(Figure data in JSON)
▬▬▬

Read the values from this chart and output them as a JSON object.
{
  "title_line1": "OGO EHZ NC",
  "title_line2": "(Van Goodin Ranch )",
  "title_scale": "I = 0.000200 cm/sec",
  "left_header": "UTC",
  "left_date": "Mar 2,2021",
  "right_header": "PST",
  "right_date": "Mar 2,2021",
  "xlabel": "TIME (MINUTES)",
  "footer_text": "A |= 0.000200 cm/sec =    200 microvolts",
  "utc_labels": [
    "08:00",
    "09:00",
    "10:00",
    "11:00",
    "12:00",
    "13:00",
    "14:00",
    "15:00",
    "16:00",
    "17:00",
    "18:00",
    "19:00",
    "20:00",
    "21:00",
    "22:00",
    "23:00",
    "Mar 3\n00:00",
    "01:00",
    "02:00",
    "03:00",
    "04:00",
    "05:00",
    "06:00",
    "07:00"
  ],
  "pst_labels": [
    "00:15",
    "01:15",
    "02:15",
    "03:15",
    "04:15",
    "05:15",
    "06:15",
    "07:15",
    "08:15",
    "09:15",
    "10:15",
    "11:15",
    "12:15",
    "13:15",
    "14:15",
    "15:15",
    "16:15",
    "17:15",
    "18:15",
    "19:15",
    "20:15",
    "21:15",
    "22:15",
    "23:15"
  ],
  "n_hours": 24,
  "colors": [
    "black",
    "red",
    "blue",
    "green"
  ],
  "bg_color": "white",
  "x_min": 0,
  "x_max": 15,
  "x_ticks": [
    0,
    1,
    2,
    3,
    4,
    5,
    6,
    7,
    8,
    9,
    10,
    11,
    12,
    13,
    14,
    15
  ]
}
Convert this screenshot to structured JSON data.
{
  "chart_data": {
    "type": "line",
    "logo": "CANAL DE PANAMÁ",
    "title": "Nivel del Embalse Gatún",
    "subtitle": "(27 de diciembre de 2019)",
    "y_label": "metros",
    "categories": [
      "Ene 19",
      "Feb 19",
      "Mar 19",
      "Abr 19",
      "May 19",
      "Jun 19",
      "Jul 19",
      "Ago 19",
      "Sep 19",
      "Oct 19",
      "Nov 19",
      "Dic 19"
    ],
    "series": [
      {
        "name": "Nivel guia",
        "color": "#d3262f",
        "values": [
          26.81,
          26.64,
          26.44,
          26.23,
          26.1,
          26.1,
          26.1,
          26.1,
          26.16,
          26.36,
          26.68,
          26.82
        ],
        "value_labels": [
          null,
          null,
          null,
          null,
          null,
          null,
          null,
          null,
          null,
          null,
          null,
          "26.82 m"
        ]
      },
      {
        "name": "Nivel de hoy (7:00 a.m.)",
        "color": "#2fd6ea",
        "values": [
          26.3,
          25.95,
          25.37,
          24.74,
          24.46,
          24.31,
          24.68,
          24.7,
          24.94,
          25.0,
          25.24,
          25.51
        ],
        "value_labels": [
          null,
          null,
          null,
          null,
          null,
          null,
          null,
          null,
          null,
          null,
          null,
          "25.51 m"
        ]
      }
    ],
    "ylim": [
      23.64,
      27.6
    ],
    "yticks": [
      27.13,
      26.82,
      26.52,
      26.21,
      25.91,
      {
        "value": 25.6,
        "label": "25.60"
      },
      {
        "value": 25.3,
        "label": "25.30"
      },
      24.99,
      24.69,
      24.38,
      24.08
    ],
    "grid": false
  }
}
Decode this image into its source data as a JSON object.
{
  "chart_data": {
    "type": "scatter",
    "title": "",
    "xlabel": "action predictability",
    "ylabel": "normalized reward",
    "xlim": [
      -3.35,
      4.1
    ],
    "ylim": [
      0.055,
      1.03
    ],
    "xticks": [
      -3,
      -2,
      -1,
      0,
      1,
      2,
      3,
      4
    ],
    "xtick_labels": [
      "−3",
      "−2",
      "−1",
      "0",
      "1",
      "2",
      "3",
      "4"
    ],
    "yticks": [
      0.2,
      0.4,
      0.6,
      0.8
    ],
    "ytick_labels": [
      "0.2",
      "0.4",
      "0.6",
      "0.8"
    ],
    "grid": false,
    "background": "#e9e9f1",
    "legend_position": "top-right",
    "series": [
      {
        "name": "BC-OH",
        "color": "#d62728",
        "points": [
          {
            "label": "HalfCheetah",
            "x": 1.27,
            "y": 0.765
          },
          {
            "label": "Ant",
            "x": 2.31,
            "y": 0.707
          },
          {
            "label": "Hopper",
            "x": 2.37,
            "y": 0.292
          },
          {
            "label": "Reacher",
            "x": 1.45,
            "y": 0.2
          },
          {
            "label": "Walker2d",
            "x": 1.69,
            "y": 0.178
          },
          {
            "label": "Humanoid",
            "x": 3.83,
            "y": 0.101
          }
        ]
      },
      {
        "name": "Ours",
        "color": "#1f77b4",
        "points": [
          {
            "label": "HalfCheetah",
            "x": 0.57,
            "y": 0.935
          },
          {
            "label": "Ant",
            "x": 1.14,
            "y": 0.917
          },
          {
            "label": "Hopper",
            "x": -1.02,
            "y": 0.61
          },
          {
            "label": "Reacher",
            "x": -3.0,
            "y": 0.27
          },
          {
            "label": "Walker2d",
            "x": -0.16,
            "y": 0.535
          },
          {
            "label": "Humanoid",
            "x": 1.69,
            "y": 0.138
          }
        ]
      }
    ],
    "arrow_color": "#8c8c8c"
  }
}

▬▬▬

THE EXERCISE:
Can you reproduce all the material exactly?

ANSWER TO THIS TASK:
Read the values from this chart and output them as a JSON object.
{
  "title_line1": "OGO EHZ NC",
  "title_line2": "(Van Goodin Ranch )",
  "title_scale": "I = 0.000200 cm/sec",
  "left_header": "UTC",
  "left_date": "Mar 2,2021",
  "right_header": "PST",
  "right_date": "Mar 2,2021",
  "xlabel": "TIME (MINUTES)",
  "footer_text": "A |= 0.000200 cm/sec =    200 microvolts",
  "utc_labels": [
    "08:00",
    "09:00",
    "10:00",
    "11:00",
    "12:00",
    "13:00",
    "14:00",
    "15:00",
    "16:00",
    "17:00",
    "18:00",
    "19:00",
    "20:00",
    "21:00",
    "22:00",
    "23:00",
    "Mar 3\n00:00",
    "01:00",
    "02:00",
    "03:00",
    "04:00",
    "05:00",
    "06:00",
    "07:00"
  ],
  "pst_labels": [
    "00:15",
    "01:15",
    "02:15",
    "03:15",
    "04:15",
    "05:15",
    "06:15",
    "07:15",
    "08:15",
    "09:15",
    "10:15",
    "11:15",
    "12:15",
    "13:15",
    "14:15",
    "15:15",
    "16:15",
    "17:15",
    "18:15",
    "19:15",
    "20:15",
    "21:15",
    "22:15",
    "23:15"
  ],
  "n_hours": 24,
  "colors": [
    "black",
    "red",
    "blue",
    "green"
  ],
  "bg_color": "white",
  "x_min": 0,
  "x_max": 15,
  "x_ticks": [
    0,
    1,
    2,
    3,
    4,
    5,
    6,
    7,
    8,
    9,
    10,
    11,
    12,
    13,
    14,
    15
  ]
}
Convert this screenshot to structured JSON data.
{
  "chart_data": {
    "type": "line",
    "logo": "CANAL DE PANAMÁ",
    "title": "Nivel del Embalse Gatún",
    "subtitle": "(27 de diciembre de 2019)",
    "y_label": "metros",
    "categories": [
      "Ene 19",
      "Feb 19",
      "Mar 19",
      "Abr 19",
      "May 19",
      "Jun 19",
      "Jul 19",
      "Ago 19",
      "Sep 19",
      "Oct 19",
      "Nov 19",
      "Dic 19"
    ],
    "series": [
      {
        "name": "Nivel guia",
        "color": "#d3262f",
        "values": [
          26.81,
          26.64,
          26.44,
          26.23,
          26.1,
          26.1,
          26.1,
          26.1,
          26.16,
          26.36,
          26.68,
          26.82
        ],
        "value_labels": [
          null,
          null,
          null,
          null,
          null,
          null,
          null,
          null,
          null,
          null,
          null,
          "26.82 m"
        ]
      },
      {
        "name": "Nivel de hoy (7:00 a.m.)",
        "color": "#2fd6ea",
        "values": [
          26.3,
          25.95,
          25.37,
          24.74,
          24.46,
          24.31,
          24.68,
          24.7,
          24.94,
          25.0,
          25.24,
          25.51
        ],
        "value_labels": [
          null,
          null,
          null,
          null,
          null,
          null,
          null,
          null,
          null,
          null,
          null,
          "25.51 m"
        ]
      }
    ],
    "ylim": [
      23.64,
      27.6
    ],
    "yticks": [
      27.13,
      26.82,
      26.52,
      26.21,
      25.91,
      {
        "value": 25.6,
        "label": "25.60"
      },
      {
        "value": 25.3,
        "label": "25.30"
      },
      24.99,
      24.69,
      24.38,
      24.08
    ],
    "grid": false
  }
}
Decode this image into its source data as a JSON object.
{
  "chart_data": {
    "type": "scatter",
    "title": "",
    "xlabel": "action predictability",
    "ylabel": "normalized reward",
    "xlim": [
      -3.35,
      4.1
    ],
    "ylim": [
      0.055,
      1.03
    ],
    "xticks": [
      -3,
      -2,
      -1,
      0,
      1,
      2,
      3,
      4
    ],
    "xtick_labels": [
      "−3",
      "−2",
      "−1",
      "0",
      "1",
      "2",
      "3",
      "4"
    ],
    "yticks": [
      0.2,
      0.4,
      0.6,
      0.8
    ],
    "ytick_labels": [
      "0.2",
      "0.4",
      "0.6",
      "0.8"
    ],
    "grid": false,
    "background": "#e9e9f1",
    "legend_position": "top-right",
    "series": [
      {
        "name": "BC-OH",
        "color": "#d62728",
        "points": [
          {
            "label": "HalfCheetah",
            "x": 1.27,
            "y": 0.765
          },
          {
            "label": "Ant",
            "x": 2.31,
            "y": 0.707
          },
          {
            "label": "Hopper",
            "x": 2.37,
            "y": 0.292
          },
          {
            "label": "Reacher",
            "x": 1.45,
            "y": 0.2
          },
          {
            "label": "Walker2d",
            "x": 1.69,
            "y": 0.178
          },
          {
            "label": "Humanoid",
            "x": 3.83,
            "y": 0.101
          }
        ]
      },
      {
        "name": "Ours",
        "color": "#1f77b4",
        "points": [
          {
            "label": "HalfCheetah",
            "x": 0.57,
            "y": 0.935
          },
          {
            "label": "Ant",
            "x": 1.14,
            "y": 0.917
          },
          {
            "label": "Hopper",
            "x": -1.02,
            "y": 0.61
          },
          {
            "label": "Reacher",
            "x": -3.0,
            "y": 0.27
          },
          {
            "label": "Walker2d",
            "x": -0.16,
            "y": 0.535
          },
          {
            "label": "Humanoid",
            "x": 1.69,
            "y": 0.138
          }
        ]
      }
    ],
    "arrow_color": "#8c8c8c"
  }
}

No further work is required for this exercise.